**Lines of data**
_ _ _ _

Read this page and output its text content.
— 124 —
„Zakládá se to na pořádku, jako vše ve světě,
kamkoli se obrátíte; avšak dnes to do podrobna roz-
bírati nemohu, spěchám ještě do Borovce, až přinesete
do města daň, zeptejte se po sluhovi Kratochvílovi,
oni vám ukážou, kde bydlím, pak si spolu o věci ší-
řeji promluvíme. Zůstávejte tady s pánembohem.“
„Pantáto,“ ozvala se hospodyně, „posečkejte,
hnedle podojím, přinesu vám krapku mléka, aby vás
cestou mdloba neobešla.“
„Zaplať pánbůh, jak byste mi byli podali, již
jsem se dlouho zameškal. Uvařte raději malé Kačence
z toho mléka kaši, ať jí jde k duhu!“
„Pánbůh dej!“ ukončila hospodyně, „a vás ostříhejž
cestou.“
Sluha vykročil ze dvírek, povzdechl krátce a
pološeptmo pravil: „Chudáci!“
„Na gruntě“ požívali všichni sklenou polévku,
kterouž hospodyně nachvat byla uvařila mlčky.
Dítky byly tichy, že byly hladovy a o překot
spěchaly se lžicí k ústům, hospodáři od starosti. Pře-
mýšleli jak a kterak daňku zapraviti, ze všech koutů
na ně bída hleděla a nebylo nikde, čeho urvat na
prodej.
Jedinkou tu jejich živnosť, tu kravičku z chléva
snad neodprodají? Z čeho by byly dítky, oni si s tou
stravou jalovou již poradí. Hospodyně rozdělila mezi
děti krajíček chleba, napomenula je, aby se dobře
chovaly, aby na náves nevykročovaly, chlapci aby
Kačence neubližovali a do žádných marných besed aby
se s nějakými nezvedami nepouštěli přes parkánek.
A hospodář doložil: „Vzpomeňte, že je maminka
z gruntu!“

_ _ _ _

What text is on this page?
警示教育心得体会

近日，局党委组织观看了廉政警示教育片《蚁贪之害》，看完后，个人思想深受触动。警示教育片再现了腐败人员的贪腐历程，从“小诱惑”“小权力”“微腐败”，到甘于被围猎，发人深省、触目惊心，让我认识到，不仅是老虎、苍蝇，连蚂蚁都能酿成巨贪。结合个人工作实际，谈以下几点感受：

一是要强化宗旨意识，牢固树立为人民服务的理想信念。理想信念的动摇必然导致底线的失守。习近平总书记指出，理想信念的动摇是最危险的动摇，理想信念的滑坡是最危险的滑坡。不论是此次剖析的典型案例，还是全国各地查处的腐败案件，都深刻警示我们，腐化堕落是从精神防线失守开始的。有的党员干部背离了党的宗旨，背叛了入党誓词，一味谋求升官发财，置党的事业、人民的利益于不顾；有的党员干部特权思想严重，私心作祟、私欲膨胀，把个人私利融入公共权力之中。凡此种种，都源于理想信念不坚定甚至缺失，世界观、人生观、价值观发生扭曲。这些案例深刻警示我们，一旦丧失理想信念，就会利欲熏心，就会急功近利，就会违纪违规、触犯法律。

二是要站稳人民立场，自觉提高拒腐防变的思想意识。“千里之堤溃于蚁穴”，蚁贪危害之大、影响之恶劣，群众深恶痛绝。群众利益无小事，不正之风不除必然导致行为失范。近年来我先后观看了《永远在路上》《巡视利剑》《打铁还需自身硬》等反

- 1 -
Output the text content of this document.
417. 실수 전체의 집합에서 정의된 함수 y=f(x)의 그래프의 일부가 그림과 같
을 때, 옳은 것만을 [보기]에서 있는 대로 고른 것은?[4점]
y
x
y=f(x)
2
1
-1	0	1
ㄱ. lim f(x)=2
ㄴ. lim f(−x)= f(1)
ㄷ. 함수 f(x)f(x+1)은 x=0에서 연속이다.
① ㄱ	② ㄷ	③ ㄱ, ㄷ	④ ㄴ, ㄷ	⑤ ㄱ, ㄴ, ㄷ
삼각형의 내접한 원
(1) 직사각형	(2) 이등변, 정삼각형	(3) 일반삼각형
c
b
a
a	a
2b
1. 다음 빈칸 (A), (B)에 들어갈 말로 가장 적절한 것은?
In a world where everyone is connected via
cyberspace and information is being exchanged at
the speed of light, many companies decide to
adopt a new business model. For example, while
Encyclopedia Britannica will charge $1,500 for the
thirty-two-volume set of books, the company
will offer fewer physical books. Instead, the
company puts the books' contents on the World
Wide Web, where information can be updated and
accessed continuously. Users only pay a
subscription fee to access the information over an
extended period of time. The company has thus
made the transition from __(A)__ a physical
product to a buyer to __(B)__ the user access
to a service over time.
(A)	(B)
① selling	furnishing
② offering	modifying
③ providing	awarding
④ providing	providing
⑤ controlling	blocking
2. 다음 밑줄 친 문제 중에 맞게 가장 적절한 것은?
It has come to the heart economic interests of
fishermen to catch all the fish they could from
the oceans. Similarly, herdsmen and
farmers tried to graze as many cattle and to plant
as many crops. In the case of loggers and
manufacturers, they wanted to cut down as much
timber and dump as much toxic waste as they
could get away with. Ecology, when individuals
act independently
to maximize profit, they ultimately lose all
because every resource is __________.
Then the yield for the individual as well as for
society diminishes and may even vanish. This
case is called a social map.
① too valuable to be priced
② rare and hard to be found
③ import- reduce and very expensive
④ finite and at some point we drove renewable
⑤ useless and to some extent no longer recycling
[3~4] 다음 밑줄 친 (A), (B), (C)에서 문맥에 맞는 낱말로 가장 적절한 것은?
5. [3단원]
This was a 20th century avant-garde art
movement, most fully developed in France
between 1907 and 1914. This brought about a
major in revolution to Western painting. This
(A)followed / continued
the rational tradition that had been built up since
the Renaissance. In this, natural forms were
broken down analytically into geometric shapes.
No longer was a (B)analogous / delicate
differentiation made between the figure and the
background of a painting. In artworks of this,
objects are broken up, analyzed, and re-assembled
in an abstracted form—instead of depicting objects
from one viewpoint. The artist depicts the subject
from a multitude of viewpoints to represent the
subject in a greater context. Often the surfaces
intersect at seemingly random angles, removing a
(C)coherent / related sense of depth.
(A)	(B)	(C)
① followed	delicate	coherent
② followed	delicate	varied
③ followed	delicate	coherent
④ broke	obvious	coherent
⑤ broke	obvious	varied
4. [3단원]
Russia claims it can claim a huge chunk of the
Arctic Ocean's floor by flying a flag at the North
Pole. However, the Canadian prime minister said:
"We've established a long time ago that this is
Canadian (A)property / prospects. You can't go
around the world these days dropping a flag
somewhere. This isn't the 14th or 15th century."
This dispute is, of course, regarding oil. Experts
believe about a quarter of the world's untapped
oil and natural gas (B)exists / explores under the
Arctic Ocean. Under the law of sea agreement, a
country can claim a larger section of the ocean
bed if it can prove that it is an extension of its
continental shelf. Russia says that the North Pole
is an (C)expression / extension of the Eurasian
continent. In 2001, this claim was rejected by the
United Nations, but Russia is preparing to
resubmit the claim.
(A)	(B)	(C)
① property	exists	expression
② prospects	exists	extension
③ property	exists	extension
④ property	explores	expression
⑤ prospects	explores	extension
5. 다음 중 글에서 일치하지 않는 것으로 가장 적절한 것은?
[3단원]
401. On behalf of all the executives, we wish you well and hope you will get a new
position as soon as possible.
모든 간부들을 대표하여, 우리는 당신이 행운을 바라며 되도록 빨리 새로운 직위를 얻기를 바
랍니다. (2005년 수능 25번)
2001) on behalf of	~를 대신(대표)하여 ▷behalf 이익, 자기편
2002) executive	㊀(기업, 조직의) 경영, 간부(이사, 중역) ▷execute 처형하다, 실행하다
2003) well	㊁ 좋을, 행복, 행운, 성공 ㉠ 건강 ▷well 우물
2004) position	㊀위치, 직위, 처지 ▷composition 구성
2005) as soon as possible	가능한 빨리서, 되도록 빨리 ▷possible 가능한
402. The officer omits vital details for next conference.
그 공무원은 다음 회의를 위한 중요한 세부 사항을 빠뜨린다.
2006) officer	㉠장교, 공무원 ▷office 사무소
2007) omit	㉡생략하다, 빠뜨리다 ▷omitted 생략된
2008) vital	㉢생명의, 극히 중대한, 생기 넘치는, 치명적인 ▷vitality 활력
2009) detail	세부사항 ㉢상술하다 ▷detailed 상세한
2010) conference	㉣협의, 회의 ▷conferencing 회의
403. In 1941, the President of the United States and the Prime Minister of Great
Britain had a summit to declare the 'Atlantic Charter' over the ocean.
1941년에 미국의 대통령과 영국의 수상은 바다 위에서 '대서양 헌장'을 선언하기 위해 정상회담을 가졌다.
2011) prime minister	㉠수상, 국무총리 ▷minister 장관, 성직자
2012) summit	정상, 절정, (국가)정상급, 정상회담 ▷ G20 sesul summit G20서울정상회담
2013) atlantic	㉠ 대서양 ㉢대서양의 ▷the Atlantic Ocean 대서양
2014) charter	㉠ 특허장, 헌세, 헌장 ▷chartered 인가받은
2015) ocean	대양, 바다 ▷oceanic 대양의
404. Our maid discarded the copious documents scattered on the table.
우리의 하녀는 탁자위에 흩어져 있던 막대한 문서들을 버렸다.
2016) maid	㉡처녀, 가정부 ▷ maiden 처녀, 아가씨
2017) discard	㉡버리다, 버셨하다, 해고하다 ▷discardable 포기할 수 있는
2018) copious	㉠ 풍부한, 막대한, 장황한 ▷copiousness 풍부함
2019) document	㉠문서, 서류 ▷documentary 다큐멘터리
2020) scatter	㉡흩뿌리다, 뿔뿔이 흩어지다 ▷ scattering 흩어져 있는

_ _ _ _

**Stated task**
Each line holding the word "information" counts once; report the total and nothing else.

**Task response**
3